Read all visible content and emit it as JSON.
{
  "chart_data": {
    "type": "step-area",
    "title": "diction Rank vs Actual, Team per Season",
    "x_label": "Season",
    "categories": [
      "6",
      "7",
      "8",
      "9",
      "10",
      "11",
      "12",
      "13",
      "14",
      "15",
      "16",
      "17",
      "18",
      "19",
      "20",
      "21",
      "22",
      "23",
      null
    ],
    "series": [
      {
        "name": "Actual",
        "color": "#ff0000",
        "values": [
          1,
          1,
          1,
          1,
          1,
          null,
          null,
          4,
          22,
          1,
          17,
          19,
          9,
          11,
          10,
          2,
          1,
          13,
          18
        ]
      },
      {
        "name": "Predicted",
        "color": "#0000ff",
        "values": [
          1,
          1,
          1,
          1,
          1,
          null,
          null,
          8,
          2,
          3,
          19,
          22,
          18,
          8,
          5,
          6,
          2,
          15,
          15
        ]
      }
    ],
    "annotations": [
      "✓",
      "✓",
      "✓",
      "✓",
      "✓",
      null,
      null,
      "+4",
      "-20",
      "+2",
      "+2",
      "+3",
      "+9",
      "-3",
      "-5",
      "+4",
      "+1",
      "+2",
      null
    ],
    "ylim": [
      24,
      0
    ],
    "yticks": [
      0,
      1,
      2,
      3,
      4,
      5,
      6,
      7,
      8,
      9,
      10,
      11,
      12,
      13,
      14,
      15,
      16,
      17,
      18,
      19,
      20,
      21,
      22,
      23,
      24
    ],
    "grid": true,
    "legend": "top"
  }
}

────────────────

For the listing above, identify each line bearing "Actual".

    "title": "diction Rank vs Actual, Team per Season",
        "name": "Actual",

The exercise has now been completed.